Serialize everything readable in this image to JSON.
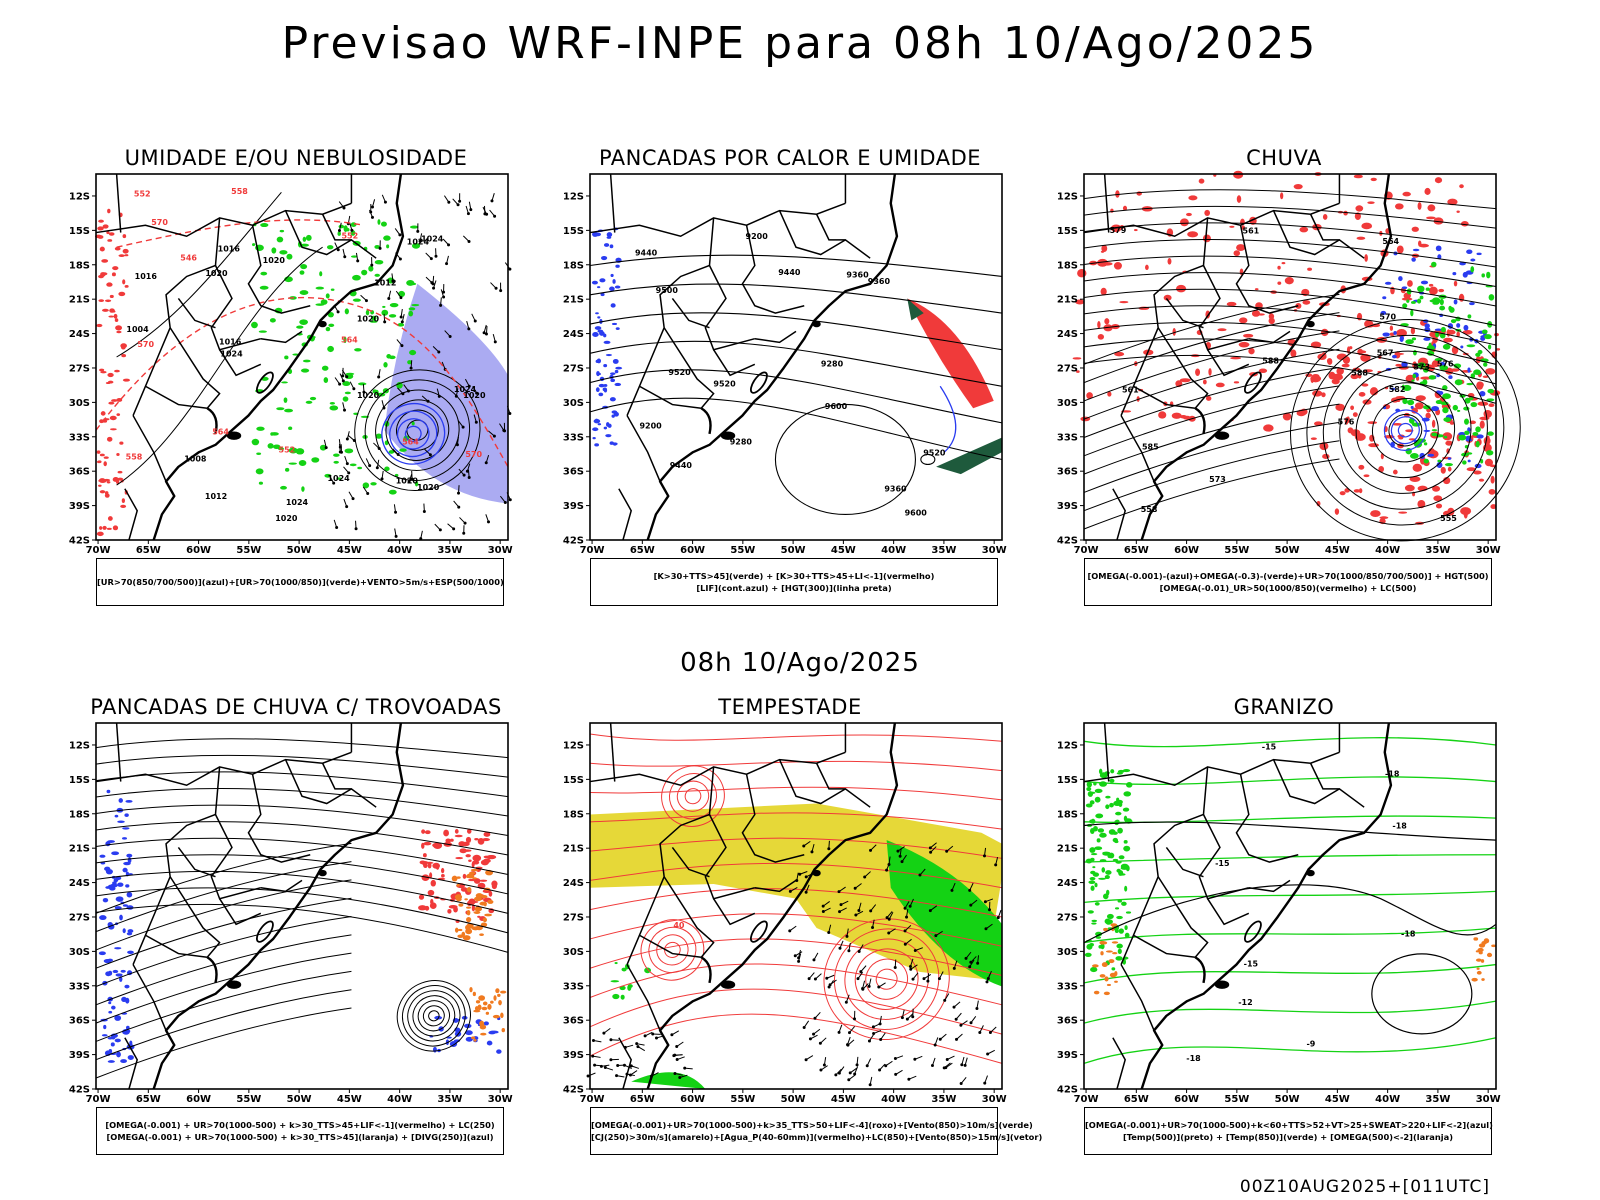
{
  "title": "Previsao WRF-INPE  para 08h 10/Ago/2025",
  "middle_title": "08h 10/Ago/2025",
  "footer": "00Z10AUG2025+[011UTC]",
  "axes": {
    "lat_ticks": [
      "12S",
      "15S",
      "18S",
      "21S",
      "24S",
      "27S",
      "30S",
      "33S",
      "36S",
      "39S",
      "42S"
    ],
    "lon_ticks": [
      "70W",
      "65W",
      "60W",
      "55W",
      "50W",
      "45W",
      "40W",
      "35W",
      "30W"
    ]
  },
  "colors": {
    "blue": "#2a3cf0",
    "green": "#14d214",
    "red": "#f03a3a",
    "orange": "#f07a20",
    "yellow": "#e6d838",
    "dark_green": "#1e5a3c",
    "lavender": "#9c9cf0"
  },
  "panels": [
    {
      "id": "umidade",
      "title": "UMIDADE E/OU NEBULOSIDADE",
      "legend": [
        "[UR>70(850/700/500)](azul)+[UR>70(1000/850)](verde)+VENTO>5m/s+ESP(500/1000)"
      ],
      "contour_labels": [
        "1016",
        "1020",
        "1020",
        "1024",
        "1024",
        "1020",
        "1020",
        "1024",
        "1024",
        "1020",
        "1024",
        "1016",
        "1012",
        "1008",
        "1004",
        "1012",
        "1016",
        "1020",
        "1020",
        "1024",
        "1020",
        "570",
        "570",
        "564",
        "558",
        "552",
        "552",
        "564",
        "570",
        "558",
        "546",
        "552",
        "564"
      ]
    },
    {
      "id": "pancadas-calor",
      "title": "PANCADAS POR CALOR E UMIDADE",
      "legend": [
        "[K>30+TTS>45](verde) + [K>30+TTS>45+LI<-1](vermelho)",
        "[LIF](cont.azul) + [HGT(300)](linha preta)"
      ],
      "contour_labels": [
        "9600",
        "9520",
        "9600",
        "9440",
        "9520",
        "9500",
        "9440",
        "9520",
        "9360",
        "9440",
        "9360",
        "9360",
        "9280",
        "9200",
        "9280",
        "9200"
      ]
    },
    {
      "id": "chuva",
      "title": "CHUVA",
      "legend": [
        "[OMEGA(-0.001)-(azul)+OMEGA(-0.3)-(verde)+UR>70(1000/850/700/500)] + HGT(500)",
        "[OMEGA(-0.01)_UR>50(1000/850)(vermelho) + LC(500)"
      ],
      "contour_labels": [
        "588",
        "585",
        "582",
        "579",
        "576",
        "573",
        "567",
        "564",
        "561",
        "558",
        "555",
        "576",
        "573",
        "570",
        "561",
        "588"
      ]
    },
    {
      "id": "pancadas-trovoadas",
      "title": "PANCADAS DE CHUVA C/ TROVOADAS",
      "legend": [
        "[OMEGA(-0.001) + UR>70(1000-500) + k>30_TTS>45+LIF<-1](vermelho) + LC(250)",
        "[OMEGA(-0.001) + UR>70(1000-500) + k>30_TTS>45](laranja) + [DIVG(250)](azul)"
      ],
      "contour_labels": []
    },
    {
      "id": "tempestade",
      "title": "TEMPESTADE",
      "legend": [
        "[OMEGA(-0.001)+UR>70(1000-500)+k>35_TTS>50+LIF<-4](roxo)+[Vento(850)>10m/s](verde)",
        "[CJ(250)>30m/s](amarelo)+[Agua_P(40-60mm)](vermelho)+LC(850)+[Vento(850)>15m/s](vetor)"
      ],
      "contour_labels": [
        "40"
      ]
    },
    {
      "id": "granizo",
      "title": "GRANIZO",
      "legend": [
        "[OMEGA(-0.001)+UR>70(1000-500)+k<60+TTS>52+VT>25+SWEAT>220+LIF<-2](azul)",
        "[Temp(500)](preto) + [Temp(850)](verde) + [OMEGA(500)<-2](laranja)"
      ],
      "contour_labels": [
        "-9",
        "-12",
        "-15",
        "-18",
        "-15",
        "-18",
        "-18",
        "-15",
        "-18"
      ]
    }
  ]
}
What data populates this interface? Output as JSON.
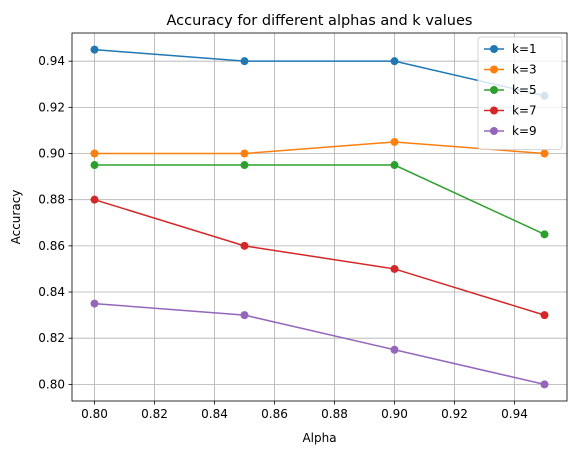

###

BRIEF: Quote every record above exactly, omitting any pictures they contain.

SOLUTION FOR THIS PROBLEM:
Serialize everything readable in this image to JSON.
{
  "title": "Previsao WRF-INPE  para 08h 10/Ago/2025",
  "middle_title": "08h 10/Ago/2025",
  "footer": "00Z10AUG2025+[011UTC]",
  "axes": {
    "lat_ticks": [
      "12S",
      "15S",
      "18S",
      "21S",
      "24S",
      "27S",
      "30S",
      "33S",
      "36S",
      "39S",
      "42S"
    ],
    "lon_ticks": [
      "70W",
      "65W",
      "60W",
      "55W",
      "50W",
      "45W",
      "40W",
      "35W",
      "30W"
    ]
  },
  "colors": {
    "blue": "#2a3cf0",
    "green": "#14d214",
    "red": "#f03a3a",
    "orange": "#f07a20",
    "yellow": "#e6d838",
    "dark_green": "#1e5a3c",
    "lavender": "#9c9cf0"
  },
  "panels": [
    {
      "id": "umidade",
      "title": "UMIDADE E/OU NEBULOSIDADE",
      "legend": [
        "[UR>70(850/700/500)](azul)+[UR>70(1000/850)](verde)+VENTO>5m/s+ESP(500/1000)"
      ],
      "contour_labels": [
        "1016",
        "1020",
        "1020",
        "1024",
        "1024",
        "1020",
        "1020",
        "1024",
        "1024",
        "1020",
        "1024",
        "1016",
        "1012",
        "1008",
        "1004",
        "1012",
        "1016",
        "1020",
        "1020",
        "1024",
        "1020",
        "570",
        "570",
        "564",
        "558",
        "552",
        "552",
        "564",
        "570",
        "558",
        "546",
        "552",
        "564"
      ]
    },
    {
      "id": "pancadas-calor",
      "title": "PANCADAS POR CALOR E UMIDADE",
      "legend": [
        "[K>30+TTS>45](verde) + [K>30+TTS>45+LI<-1](vermelho)",
        "[LIF](cont.azul) + [HGT(300)](linha preta)"
      ],
      "contour_labels": [
        "9600",
        "9520",
        "9600",
        "9440",
        "9520",
        "9500",
        "9440",
        "9520",
        "9360",
        "9440",
        "9360",
        "9360",
        "9280",
        "9200",
        "9280",
        "9200"
      ]
    },
    {
      "id": "chuva",
      "title": "CHUVA",
      "legend": [
        "[OMEGA(-0.001)-(azul)+OMEGA(-0.3)-(verde)+UR>70(1000/850/700/500)] + HGT(500)",
        "[OMEGA(-0.01)_UR>50(1000/850)(vermelho) + LC(500)"
      ],
      "contour_labels": [
        "588",
        "585",
        "582",
        "579",
        "576",
        "573",
        "567",
        "564",
        "561",
        "558",
        "555",
        "576",
        "573",
        "570",
        "561",
        "588"
      ]
    },
    {
      "id": "pancadas-trovoadas",
      "title": "PANCADAS DE CHUVA C/ TROVOADAS",
      "legend": [
        "[OMEGA(-0.001) + UR>70(1000-500) + k>30_TTS>45+LIF<-1](vermelho) + LC(250)",
        "[OMEGA(-0.001) + UR>70(1000-500) + k>30_TTS>45](laranja) + [DIVG(250)](azul)"
      ],
      "contour_labels": []
    },
    {
      "id": "tempestade",
      "title": "TEMPESTADE",
      "legend": [
        "[OMEGA(-0.001)+UR>70(1000-500)+k>35_TTS>50+LIF<-4](roxo)+[Vento(850)>10m/s](verde)",
        "[CJ(250)>30m/s](amarelo)+[Agua_P(40-60mm)](vermelho)+LC(850)+[Vento(850)>15m/s](vetor)"
      ],
      "contour_labels": [
        "40"
      ]
    },
    {
      "id": "granizo",
      "title": "GRANIZO",
      "legend": [
        "[OMEGA(-0.001)+UR>70(1000-500)+k<60+TTS>52+VT>25+SWEAT>220+LIF<-2](azul)",
        "[Temp(500)](preto) + [Temp(850)](verde) + [OMEGA(500)<-2](laranja)"
      ],
      "contour_labels": [
        "-9",
        "-12",
        "-15",
        "-18",
        "-15",
        "-18",
        "-18",
        "-15",
        "-18"
      ]
    }
  ]
}
What data populates this interface? Output as JSON.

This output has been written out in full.